Your task => Write out each line beneath this one exactly as it reads.

___ Data rows

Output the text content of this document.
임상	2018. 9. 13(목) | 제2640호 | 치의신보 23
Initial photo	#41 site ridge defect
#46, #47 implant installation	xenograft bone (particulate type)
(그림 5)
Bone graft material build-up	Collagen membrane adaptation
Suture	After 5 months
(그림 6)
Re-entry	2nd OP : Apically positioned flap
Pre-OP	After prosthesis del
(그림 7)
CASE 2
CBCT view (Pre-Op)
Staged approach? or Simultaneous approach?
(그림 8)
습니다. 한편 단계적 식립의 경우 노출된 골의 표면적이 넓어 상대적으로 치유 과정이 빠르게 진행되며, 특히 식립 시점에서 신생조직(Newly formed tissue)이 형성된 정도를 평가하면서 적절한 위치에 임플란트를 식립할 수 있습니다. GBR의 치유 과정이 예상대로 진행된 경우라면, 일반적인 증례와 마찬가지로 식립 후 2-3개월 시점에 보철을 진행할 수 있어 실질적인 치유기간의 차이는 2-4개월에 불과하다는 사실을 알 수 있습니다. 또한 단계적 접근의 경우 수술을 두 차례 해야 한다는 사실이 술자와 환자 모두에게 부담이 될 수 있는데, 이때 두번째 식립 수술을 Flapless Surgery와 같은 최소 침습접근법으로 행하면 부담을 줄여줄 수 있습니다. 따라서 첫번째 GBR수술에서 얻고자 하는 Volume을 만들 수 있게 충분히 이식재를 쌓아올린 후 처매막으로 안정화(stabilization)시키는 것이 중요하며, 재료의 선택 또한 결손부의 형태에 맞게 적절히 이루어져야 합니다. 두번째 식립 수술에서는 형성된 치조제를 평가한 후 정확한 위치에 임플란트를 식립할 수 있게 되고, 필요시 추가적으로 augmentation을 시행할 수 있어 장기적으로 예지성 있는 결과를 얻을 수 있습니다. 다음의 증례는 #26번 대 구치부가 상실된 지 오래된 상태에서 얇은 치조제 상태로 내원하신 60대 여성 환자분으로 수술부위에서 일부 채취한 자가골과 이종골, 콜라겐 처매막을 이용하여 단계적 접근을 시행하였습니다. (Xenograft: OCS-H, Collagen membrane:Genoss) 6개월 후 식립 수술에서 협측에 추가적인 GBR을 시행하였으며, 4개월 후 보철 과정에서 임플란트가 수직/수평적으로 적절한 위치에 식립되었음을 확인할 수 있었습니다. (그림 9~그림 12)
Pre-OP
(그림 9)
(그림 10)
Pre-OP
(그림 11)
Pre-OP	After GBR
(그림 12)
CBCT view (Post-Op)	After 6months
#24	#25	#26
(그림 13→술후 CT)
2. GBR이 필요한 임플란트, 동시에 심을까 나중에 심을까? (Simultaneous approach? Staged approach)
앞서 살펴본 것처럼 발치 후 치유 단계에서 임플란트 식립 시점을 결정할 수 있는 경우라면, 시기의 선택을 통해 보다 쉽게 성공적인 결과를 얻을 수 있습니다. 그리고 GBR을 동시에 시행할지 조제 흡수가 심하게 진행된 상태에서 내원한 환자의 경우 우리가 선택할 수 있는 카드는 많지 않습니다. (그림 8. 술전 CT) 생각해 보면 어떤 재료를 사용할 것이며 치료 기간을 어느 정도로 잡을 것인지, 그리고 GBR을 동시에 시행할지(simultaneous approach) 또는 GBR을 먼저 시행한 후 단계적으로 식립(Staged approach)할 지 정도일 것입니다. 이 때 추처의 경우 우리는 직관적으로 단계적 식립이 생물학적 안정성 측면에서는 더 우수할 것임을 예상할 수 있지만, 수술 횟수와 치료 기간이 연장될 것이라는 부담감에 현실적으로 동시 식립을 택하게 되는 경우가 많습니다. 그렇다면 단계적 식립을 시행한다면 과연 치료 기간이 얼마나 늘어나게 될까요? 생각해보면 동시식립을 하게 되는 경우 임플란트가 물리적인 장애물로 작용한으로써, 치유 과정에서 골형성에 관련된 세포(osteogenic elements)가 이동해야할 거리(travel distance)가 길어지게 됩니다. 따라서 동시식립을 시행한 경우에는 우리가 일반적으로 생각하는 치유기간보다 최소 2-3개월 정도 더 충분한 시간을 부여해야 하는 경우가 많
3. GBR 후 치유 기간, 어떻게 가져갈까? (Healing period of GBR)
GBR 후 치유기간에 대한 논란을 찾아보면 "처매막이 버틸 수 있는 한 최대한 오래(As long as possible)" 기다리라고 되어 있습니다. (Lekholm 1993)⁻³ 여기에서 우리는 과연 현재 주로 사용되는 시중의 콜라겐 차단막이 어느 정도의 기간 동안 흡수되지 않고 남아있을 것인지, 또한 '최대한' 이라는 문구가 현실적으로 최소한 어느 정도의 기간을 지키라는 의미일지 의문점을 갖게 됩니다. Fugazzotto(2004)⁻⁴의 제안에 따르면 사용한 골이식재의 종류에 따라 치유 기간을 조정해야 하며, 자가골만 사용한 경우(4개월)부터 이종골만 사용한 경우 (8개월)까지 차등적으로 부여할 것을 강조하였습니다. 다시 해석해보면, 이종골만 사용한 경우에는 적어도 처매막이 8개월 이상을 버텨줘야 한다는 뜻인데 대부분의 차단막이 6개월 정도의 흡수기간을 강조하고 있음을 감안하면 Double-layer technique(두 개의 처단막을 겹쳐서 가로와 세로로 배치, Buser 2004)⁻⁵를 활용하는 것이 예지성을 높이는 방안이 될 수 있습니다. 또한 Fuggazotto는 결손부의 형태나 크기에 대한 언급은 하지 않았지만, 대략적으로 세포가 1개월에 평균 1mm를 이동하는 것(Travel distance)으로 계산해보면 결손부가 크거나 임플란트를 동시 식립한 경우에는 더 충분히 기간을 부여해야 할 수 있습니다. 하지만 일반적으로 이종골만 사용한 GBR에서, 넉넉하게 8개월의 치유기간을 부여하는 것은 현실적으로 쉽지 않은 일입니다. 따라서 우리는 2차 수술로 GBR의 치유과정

______

Correct result =>
Output the text content of this document.
임상	2018. 9. 13(목) | 제2640호 | 치의신보 23
Initial photo	#41 site ridge defect
#46, #47 implant installation	xenograft bone (particulate type)
(그림 5)
Bone graft material build-up	Collagen membrane adaptation
Suture	After 5 months
(그림 6)
Re-entry	2nd OP : Apically positioned flap
Pre-OP	After prosthesis del
(그림 7)
CASE 2
CBCT view (Pre-Op)
Staged approach? or Simultaneous approach?
(그림 8)
습니다. 한편 단계적 식립의 경우 노출된 골의 표면적이 넓어 상대적으로 치유 과정이 빠르게 진행되며, 특히 식립 시점에서 신생조직(Newly formed tissue)이 형성된 정도를 평가하면서 적절한 위치에 임플란트를 식립할 수 있습니다. GBR의 치유 과정이 예상대로 진행된 경우라면, 일반적인 증례와 마찬가지로 식립 후 2-3개월 시점에 보철을 진행할 수 있어 실질적인 치유기간의 차이는 2-4개월에 불과하다는 사실을 알 수 있습니다. 또한 단계적 접근의 경우 수술을 두 차례 해야 한다는 사실이 술자와 환자 모두에게 부담이 될 수 있는데, 이때 두번째 식립 수술을 Flapless Surgery와 같은 최소 침습접근법으로 행하면 부담을 줄여줄 수 있습니다. 따라서 첫번째 GBR수술에서 얻고자 하는 Volume을 만들 수 있게 충분히 이식재를 쌓아올린 후 처매막으로 안정화(stabilization)시키는 것이 중요하며, 재료의 선택 또한 결손부의 형태에 맞게 적절히 이루어져야 합니다. 두번째 식립 수술에서는 형성된 치조제를 평가한 후 정확한 위치에 임플란트를 식립할 수 있게 되고, 필요시 추가적으로 augmentation을 시행할 수 있어 장기적으로 예지성 있는 결과를 얻을 수 있습니다. 다음의 증례는 #26번 대 구치부가 상실된 지 오래된 상태에서 얇은 치조제 상태로 내원하신 60대 여성 환자분으로 수술부위에서 일부 채취한 자가골과 이종골, 콜라겐 처매막을 이용하여 단계적 접근을 시행하였습니다. (Xenograft: OCS-H, Collagen membrane:Genoss) 6개월 후 식립 수술에서 협측에 추가적인 GBR을 시행하였으며, 4개월 후 보철 과정에서 임플란트가 수직/수평적으로 적절한 위치에 식립되었음을 확인할 수 있었습니다. (그림 9~그림 12)
Pre-OP
(그림 9)
(그림 10)
Pre-OP
(그림 11)
Pre-OP	After GBR
(그림 12)
CBCT view (Post-Op)	After 6months
#24	#25	#26
(그림 13→술후 CT)
2. GBR이 필요한 임플란트, 동시에 심을까 나중에 심을까? (Simultaneous approach? Staged approach)
앞서 살펴본 것처럼 발치 후 치유 단계에서 임플란트 식립 시점을 결정할 수 있는 경우라면, 시기의 선택을 통해 보다 쉽게 성공적인 결과를 얻을 수 있습니다. 그리고 GBR을 동시에 시행할지 조제 흡수가 심하게 진행된 상태에서 내원한 환자의 경우 우리가 선택할 수 있는 카드는 많지 않습니다. (그림 8. 술전 CT) 생각해 보면 어떤 재료를 사용할 것이며 치료 기간을 어느 정도로 잡을 것인지, 그리고 GBR을 동시에 시행할지(simultaneous approach) 또는 GBR을 먼저 시행한 후 단계적으로 식립(Staged approach)할 지 정도일 것입니다. 이 때 추처의 경우 우리는 직관적으로 단계적 식립이 생물학적 안정성 측면에서는 더 우수할 것임을 예상할 수 있지만, 수술 횟수와 치료 기간이 연장될 것이라는 부담감에 현실적으로 동시 식립을 택하게 되는 경우가 많습니다. 그렇다면 단계적 식립을 시행한다면 과연 치료 기간이 얼마나 늘어나게 될까요? 생각해보면 동시식립을 하게 되는 경우 임플란트가 물리적인 장애물로 작용한으로써, 치유 과정에서 골형성에 관련된 세포(osteogenic elements)가 이동해야할 거리(travel distance)가 길어지게 됩니다. 따라서 동시식립을 시행한 경우에는 우리가 일반적으로 생각하는 치유기간보다 최소 2-3개월 정도 더 충분한 시간을 부여해야 하는 경우가 많
3. GBR 후 치유 기간, 어떻게 가져갈까? (Healing period of GBR)
GBR 후 치유기간에 대한 논란을 찾아보면 "처매막이 버틸 수 있는 한 최대한 오래(As long as possible)" 기다리라고 되어 있습니다. (Lekholm 1993)⁻³ 여기에서 우리는 과연 현재 주로 사용되는 시중의 콜라겐 차단막이 어느 정도의 기간 동안 흡수되지 않고 남아있을 것인지, 또한 '최대한' 이라는 문구가 현실적으로 최소한 어느 정도의 기간을 지키라는 의미일지 의문점을 갖게 됩니다. Fugazzotto(2004)⁻⁴의 제안에 따르면 사용한 골이식재의 종류에 따라 치유 기간을 조정해야 하며, 자가골만 사용한 경우(4개월)부터 이종골만 사용한 경우 (8개월)까지 차등적으로 부여할 것을 강조하였습니다. 다시 해석해보면, 이종골만 사용한 경우에는 적어도 처매막이 8개월 이상을 버텨줘야 한다는 뜻인데 대부분의 차단막이 6개월 정도의 흡수기간을 강조하고 있음을 감안하면 Double-layer technique(두 개의 처단막을 겹쳐서 가로와 세로로 배치, Buser 2004)⁻⁵를 활용하는 것이 예지성을 높이는 방안이 될 수 있습니다. 또한 Fuggazotto는 결손부의 형태나 크기에 대한 언급은 하지 않았지만, 대략적으로 세포가 1개월에 평균 1mm를 이동하는 것(Travel distance)으로 계산해보면 결손부가 크거나 임플란트를 동시 식립한 경우에는 더 충분히 기간을 부여해야 할 수 있습니다. 하지만 일반적으로 이종골만 사용한 GBR에서, 넉넉하게 8개월의 치유기간을 부여하는 것은 현실적으로 쉽지 않은 일입니다. 따라서 우리는 2차 수술로 GBR의 치유과정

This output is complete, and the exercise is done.